*PROBLEM DESCRIPTION*:
The records that follow must be reproduced in full, exactly as written.

*RECORDED DATA*:
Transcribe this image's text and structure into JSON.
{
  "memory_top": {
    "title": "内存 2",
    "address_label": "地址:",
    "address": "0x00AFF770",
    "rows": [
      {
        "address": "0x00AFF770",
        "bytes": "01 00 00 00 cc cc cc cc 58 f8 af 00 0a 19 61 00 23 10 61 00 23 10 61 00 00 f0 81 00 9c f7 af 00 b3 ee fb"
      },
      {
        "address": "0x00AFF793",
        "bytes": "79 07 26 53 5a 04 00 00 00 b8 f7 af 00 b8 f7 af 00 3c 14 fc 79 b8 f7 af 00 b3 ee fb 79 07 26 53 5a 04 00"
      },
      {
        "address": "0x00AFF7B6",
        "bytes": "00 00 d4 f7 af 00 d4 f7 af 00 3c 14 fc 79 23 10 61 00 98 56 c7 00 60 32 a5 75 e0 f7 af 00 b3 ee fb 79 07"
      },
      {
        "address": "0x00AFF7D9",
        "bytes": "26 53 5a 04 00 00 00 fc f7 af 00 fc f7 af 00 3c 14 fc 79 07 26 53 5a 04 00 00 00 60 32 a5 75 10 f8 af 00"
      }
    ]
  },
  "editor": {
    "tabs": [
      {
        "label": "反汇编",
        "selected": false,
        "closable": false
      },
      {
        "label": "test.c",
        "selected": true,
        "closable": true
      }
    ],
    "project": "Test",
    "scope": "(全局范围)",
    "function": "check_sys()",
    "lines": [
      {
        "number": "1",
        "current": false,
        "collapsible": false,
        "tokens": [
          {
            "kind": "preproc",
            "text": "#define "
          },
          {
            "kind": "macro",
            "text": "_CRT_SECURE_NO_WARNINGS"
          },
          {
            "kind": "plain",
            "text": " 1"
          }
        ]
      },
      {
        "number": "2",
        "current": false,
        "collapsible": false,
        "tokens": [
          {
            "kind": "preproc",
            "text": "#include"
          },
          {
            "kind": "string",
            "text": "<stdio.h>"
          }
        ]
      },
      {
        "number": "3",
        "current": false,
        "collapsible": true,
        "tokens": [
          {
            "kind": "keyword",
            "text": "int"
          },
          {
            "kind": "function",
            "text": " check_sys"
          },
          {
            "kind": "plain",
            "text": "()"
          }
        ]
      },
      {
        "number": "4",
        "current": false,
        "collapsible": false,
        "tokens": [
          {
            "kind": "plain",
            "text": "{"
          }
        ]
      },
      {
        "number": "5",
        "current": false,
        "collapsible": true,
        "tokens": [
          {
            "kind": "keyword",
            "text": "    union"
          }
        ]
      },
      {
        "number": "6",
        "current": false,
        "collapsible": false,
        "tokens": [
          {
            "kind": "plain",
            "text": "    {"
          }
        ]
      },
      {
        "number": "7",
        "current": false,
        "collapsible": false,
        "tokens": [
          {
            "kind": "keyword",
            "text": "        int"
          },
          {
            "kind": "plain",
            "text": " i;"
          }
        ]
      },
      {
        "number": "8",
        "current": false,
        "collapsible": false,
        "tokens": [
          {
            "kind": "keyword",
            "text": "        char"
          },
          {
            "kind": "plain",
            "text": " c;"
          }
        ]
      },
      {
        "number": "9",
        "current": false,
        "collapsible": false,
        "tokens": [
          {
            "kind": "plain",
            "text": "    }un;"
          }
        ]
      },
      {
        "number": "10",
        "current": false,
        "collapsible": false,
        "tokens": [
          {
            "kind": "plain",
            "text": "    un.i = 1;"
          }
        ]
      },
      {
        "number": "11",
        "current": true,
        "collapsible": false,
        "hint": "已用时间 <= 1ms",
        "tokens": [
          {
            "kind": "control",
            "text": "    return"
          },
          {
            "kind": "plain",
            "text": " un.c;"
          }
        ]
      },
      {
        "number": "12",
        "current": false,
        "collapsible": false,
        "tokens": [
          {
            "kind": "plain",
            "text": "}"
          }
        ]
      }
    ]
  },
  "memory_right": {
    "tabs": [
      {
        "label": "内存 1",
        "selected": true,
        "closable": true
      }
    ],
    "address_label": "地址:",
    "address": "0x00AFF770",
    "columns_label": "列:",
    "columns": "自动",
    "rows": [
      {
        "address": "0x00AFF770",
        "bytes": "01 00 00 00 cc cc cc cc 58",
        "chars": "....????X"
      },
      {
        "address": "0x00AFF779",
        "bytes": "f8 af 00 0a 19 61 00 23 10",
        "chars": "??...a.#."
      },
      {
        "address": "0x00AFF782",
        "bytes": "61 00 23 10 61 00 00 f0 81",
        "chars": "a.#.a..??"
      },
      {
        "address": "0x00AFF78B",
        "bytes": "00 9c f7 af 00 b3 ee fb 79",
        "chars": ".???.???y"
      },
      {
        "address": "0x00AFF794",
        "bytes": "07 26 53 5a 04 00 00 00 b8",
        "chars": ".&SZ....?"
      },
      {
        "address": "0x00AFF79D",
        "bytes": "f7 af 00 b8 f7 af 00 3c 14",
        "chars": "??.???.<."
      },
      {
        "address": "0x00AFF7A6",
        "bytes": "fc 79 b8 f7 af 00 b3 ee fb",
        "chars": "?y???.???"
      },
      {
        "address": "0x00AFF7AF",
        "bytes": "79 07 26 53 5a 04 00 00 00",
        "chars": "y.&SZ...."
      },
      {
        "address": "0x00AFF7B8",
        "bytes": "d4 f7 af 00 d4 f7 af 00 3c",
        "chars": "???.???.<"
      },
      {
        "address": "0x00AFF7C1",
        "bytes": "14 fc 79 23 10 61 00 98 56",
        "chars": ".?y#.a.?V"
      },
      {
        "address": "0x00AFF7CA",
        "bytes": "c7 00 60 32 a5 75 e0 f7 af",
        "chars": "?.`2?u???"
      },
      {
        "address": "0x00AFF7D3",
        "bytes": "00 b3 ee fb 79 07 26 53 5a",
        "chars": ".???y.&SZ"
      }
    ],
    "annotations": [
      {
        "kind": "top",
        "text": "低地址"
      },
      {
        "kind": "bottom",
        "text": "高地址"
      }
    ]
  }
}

*REPLY TO THE TASK*:
Transcribe this image's text and structure into JSON.
{
  "memory_top": {
    "title": "内存 2",
    "address_label": "地址:",
    "address": "0x00AFF770",
    "rows": [
      {
        "address": "0x00AFF770",
        "bytes": "01 00 00 00 cc cc cc cc 58 f8 af 00 0a 19 61 00 23 10 61 00 23 10 61 00 00 f0 81 00 9c f7 af 00 b3 ee fb"
      },
      {
        "address": "0x00AFF793",
        "bytes": "79 07 26 53 5a 04 00 00 00 b8 f7 af 00 b8 f7 af 00 3c 14 fc 79 b8 f7 af 00 b3 ee fb 79 07 26 53 5a 04 00"
      },
      {
        "address": "0x00AFF7B6",
        "bytes": "00 00 d4 f7 af 00 d4 f7 af 00 3c 14 fc 79 23 10 61 00 98 56 c7 00 60 32 a5 75 e0 f7 af 00 b3 ee fb 79 07"
      },
      {
        "address": "0x00AFF7D9",
        "bytes": "26 53 5a 04 00 00 00 fc f7 af 00 fc f7 af 00 3c 14 fc 79 07 26 53 5a 04 00 00 00 60 32 a5 75 10 f8 af 00"
      }
    ]
  },
  "editor": {
    "tabs": [
      {
        "label": "反汇编",
        "selected": false,
        "closable": false
      },
      {
        "label": "test.c",
        "selected": true,
        "closable": true
      }
    ],
    "project": "Test",
    "scope": "(全局范围)",
    "function": "check_sys()",
    "lines": [
      {
        "number": "1",
        "current": false,
        "collapsible": false,
        "tokens": [
          {
            "kind": "preproc",
            "text": "#define "
          },
          {
            "kind": "macro",
            "text": "_CRT_SECURE_NO_WARNINGS"
          },
          {
            "kind": "plain",
            "text": " 1"
          }
        ]
      },
      {
        "number": "2",
        "current": false,
        "collapsible": false,
        "tokens": [
          {
            "kind": "preproc",
            "text": "#include"
          },
          {
            "kind": "string",
            "text": "<stdio.h>"
          }
        ]
      },
      {
        "number": "3",
        "current": false,
        "collapsible": true,
        "tokens": [
          {
            "kind": "keyword",
            "text": "int"
          },
          {
            "kind": "function",
            "text": " check_sys"
          },
          {
            "kind": "plain",
            "text": "()"
          }
        ]
      },
      {
        "number": "4",
        "current": false,
        "collapsible": false,
        "tokens": [
          {
            "kind": "plain",
            "text": "{"
          }
        ]
      },
      {
        "number": "5",
        "current": false,
        "collapsible": true,
        "tokens": [
          {
            "kind": "keyword",
            "text": "    union"
          }
        ]
      },
      {
        "number": "6",
        "current": false,
        "collapsible": false,
        "tokens": [
          {
            "kind": "plain",
            "text": "    {"
          }
        ]
      },
      {
        "number": "7",
        "current": false,
        "collapsible": false,
        "tokens": [
          {
            "kind": "keyword",
            "text": "        int"
          },
          {
            "kind": "plain",
            "text": " i;"
          }
        ]
      },
      {
        "number": "8",
        "current": false,
        "collapsible": false,
        "tokens": [
          {
            "kind": "keyword",
            "text": "        char"
          },
          {
            "kind": "plain",
            "text": " c;"
          }
        ]
      },
      {
        "number": "9",
        "current": false,
        "collapsible": false,
        "tokens": [
          {
            "kind": "plain",
            "text": "    }un;"
          }
        ]
      },
      {
        "number": "10",
        "current": false,
        "collapsible": false,
        "tokens": [
          {
            "kind": "plain",
            "text": "    un.i = 1;"
          }
        ]
      },
      {
        "number": "11",
        "current": true,
        "collapsible": false,
        "hint": "已用时间 <= 1ms",
        "tokens": [
          {
            "kind": "control",
            "text": "    return"
          },
          {
            "kind": "plain",
            "text": " un.c;"
          }
        ]
      },
      {
        "number": "12",
        "current": false,
        "collapsible": false,
        "tokens": [
          {
            "kind": "plain",
            "text": "}"
          }
        ]
      }
    ]
  },
  "memory_right": {
    "tabs": [
      {
        "label": "内存 1",
        "selected": true,
        "closable": true
      }
    ],
    "address_label": "地址:",
    "address": "0x00AFF770",
    "columns_label": "列:",
    "columns": "自动",
    "rows": [
      {
        "address": "0x00AFF770",
        "bytes": "01 00 00 00 cc cc cc cc 58",
        "chars": "....????X"
      },
      {
        "address": "0x00AFF779",
        "bytes": "f8 af 00 0a 19 61 00 23 10",
        "chars": "??...a.#."
      },
      {
        "address": "0x00AFF782",
        "bytes": "61 00 23 10 61 00 00 f0 81",
        "chars": "a.#.a..??"
      },
      {
        "address": "0x00AFF78B",
        "bytes": "00 9c f7 af 00 b3 ee fb 79",
        "chars": ".???.???y"
      },
      {
        "address": "0x00AFF794",
        "bytes": "07 26 53 5a 04 00 00 00 b8",
        "chars": ".&SZ....?"
      },
      {
        "address": "0x00AFF79D",
        "bytes": "f7 af 00 b8 f7 af 00 3c 14",
        "chars": "??.???.<."
      },
      {
        "address": "0x00AFF7A6",
        "bytes": "fc 79 b8 f7 af 00 b3 ee fb",
        "chars": "?y???.???"
      },
      {
        "address": "0x00AFF7AF",
        "bytes": "79 07 26 53 5a 04 00 00 00",
        "chars": "y.&SZ...."
      },
      {
        "address": "0x00AFF7B8",
        "bytes": "d4 f7 af 00 d4 f7 af 00 3c",
        "chars": "???.???.<"
      },
      {
        "address": "0x00AFF7C1",
        "bytes": "14 fc 79 23 10 61 00 98 56",
        "chars": ".?y#.a.?V"
      },
      {
        "address": "0x00AFF7CA",
        "bytes": "c7 00 60 32 a5 75 e0 f7 af",
        "chars": "?.`2?u???"
      },
      {
        "address": "0x00AFF7D3",
        "bytes": "00 b3 ee fb 79 07 26 53 5a",
        "chars": ".???y.&SZ"
      }
    ],
    "annotations": [
      {
        "kind": "top",
        "text": "低地址"
      },
      {
        "kind": "bottom",
        "text": "高地址"
      }
    ]
  }
}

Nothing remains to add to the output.